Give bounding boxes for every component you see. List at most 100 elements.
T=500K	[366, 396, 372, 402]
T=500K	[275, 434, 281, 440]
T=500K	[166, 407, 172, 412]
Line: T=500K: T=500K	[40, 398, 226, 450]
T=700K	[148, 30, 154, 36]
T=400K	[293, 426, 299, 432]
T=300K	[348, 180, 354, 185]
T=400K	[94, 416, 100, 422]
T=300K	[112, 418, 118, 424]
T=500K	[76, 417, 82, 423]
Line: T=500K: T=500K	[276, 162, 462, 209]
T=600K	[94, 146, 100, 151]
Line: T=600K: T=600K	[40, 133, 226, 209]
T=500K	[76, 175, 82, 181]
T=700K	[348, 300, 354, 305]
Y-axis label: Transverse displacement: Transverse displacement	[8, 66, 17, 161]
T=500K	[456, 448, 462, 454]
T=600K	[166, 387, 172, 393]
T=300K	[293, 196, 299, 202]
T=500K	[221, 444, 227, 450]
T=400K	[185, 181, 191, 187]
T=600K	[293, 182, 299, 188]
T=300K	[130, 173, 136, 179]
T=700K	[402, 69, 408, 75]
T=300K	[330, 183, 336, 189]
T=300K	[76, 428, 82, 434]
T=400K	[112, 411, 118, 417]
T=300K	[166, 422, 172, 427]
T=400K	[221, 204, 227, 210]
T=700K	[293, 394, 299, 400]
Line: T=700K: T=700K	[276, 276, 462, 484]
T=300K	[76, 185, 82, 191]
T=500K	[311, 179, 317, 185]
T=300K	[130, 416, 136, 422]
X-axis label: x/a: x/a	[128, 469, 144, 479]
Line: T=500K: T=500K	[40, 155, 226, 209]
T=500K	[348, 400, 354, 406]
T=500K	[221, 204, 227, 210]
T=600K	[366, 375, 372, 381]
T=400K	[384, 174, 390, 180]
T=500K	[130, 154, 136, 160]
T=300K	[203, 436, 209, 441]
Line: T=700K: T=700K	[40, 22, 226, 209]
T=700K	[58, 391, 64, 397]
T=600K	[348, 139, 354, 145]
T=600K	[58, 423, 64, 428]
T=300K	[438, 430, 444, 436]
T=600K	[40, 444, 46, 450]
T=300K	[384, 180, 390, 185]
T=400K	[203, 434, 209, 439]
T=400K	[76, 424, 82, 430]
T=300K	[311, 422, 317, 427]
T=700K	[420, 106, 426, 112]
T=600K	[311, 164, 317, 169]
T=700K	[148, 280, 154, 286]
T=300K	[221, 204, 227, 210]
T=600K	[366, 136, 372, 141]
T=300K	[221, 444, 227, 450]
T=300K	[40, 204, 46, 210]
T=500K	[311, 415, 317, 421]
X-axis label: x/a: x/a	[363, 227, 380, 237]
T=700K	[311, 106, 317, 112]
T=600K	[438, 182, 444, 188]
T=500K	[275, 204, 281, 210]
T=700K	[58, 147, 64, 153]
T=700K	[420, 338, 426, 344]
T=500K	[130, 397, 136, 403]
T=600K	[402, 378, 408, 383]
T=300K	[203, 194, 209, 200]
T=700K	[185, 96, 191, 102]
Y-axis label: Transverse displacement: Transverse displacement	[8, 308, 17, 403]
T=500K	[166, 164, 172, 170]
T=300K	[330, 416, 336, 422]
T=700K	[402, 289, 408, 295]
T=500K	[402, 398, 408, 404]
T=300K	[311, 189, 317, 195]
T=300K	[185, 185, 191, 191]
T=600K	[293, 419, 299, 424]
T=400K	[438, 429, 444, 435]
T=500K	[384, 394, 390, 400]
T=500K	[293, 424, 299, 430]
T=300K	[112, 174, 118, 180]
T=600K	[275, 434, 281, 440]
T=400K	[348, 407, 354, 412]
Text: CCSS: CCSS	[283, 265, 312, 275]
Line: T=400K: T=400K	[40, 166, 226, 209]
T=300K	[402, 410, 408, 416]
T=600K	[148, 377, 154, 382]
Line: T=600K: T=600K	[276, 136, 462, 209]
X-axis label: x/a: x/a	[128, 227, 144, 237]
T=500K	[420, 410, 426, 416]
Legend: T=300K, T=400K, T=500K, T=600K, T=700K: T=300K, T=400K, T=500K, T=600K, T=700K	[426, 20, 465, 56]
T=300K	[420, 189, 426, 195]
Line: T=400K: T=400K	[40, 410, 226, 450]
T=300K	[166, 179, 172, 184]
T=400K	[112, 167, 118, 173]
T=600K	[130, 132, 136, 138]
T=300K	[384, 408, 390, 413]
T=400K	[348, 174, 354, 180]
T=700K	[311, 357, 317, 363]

**********

Take every row from the first one down to the line containing "194, 209, 200]", switch "Transverse displacement" to "Lateral deflection", and write those lines out again with nothing else altered.

[Correct output]
Give bounding boxes for every component you see. List at most 100 elements.
T=500K	[366, 396, 372, 402]
T=500K	[275, 434, 281, 440]
T=500K	[166, 407, 172, 412]
Line: T=500K: T=500K	[40, 398, 226, 450]
T=700K	[148, 30, 154, 36]
T=400K	[293, 426, 299, 432]
T=300K	[348, 180, 354, 185]
T=400K	[94, 416, 100, 422]
T=300K	[112, 418, 118, 424]
T=500K	[76, 417, 82, 423]
Line: T=500K: T=500K	[276, 162, 462, 209]
T=600K	[94, 146, 100, 151]
Line: T=600K: T=600K	[40, 133, 226, 209]
T=500K	[76, 175, 82, 181]
T=700K	[348, 300, 354, 305]
Y-axis label: Lateral deflection: Lateral deflection	[8, 66, 17, 161]
T=500K	[456, 448, 462, 454]
T=600K	[166, 387, 172, 393]
T=300K	[293, 196, 299, 202]
T=500K	[221, 444, 227, 450]
T=400K	[185, 181, 191, 187]
T=600K	[293, 182, 299, 188]
T=300K	[130, 173, 136, 179]
T=700K	[402, 69, 408, 75]
T=300K	[330, 183, 336, 189]
T=300K	[76, 428, 82, 434]
T=400K	[112, 411, 118, 417]
T=300K	[166, 422, 172, 427]
T=400K	[221, 204, 227, 210]
T=700K	[293, 394, 299, 400]
Line: T=700K: T=700K	[276, 276, 462, 484]
T=300K	[76, 185, 82, 191]
T=500K	[311, 179, 317, 185]
T=300K	[130, 416, 136, 422]
X-axis label: x/a: x/a	[128, 469, 144, 479]
Line: T=500K: T=500K	[40, 155, 226, 209]
T=500K	[348, 400, 354, 406]
T=500K	[221, 204, 227, 210]
T=600K	[366, 375, 372, 381]
T=400K	[384, 174, 390, 180]
T=500K	[130, 154, 136, 160]
T=300K	[203, 436, 209, 441]
Line: T=700K: T=700K	[40, 22, 226, 209]
T=700K	[58, 391, 64, 397]
T=600K	[348, 139, 354, 145]
T=600K	[58, 423, 64, 428]
T=300K	[438, 430, 444, 436]
T=600K	[40, 444, 46, 450]
T=300K	[384, 180, 390, 185]
T=400K	[203, 434, 209, 439]
T=400K	[76, 424, 82, 430]
T=300K	[311, 422, 317, 427]
T=700K	[420, 106, 426, 112]
T=600K	[311, 164, 317, 169]
T=700K	[148, 280, 154, 286]
T=300K	[221, 204, 227, 210]
T=600K	[366, 136, 372, 141]
T=300K	[221, 444, 227, 450]
T=300K	[40, 204, 46, 210]
T=500K	[311, 415, 317, 421]
X-axis label: x/a: x/a	[363, 227, 380, 237]
T=700K	[311, 106, 317, 112]
T=600K	[438, 182, 444, 188]
T=500K	[275, 204, 281, 210]
T=700K	[58, 147, 64, 153]
T=700K	[420, 338, 426, 344]
T=500K	[130, 397, 136, 403]
T=600K	[402, 378, 408, 383]
T=300K	[203, 194, 209, 200]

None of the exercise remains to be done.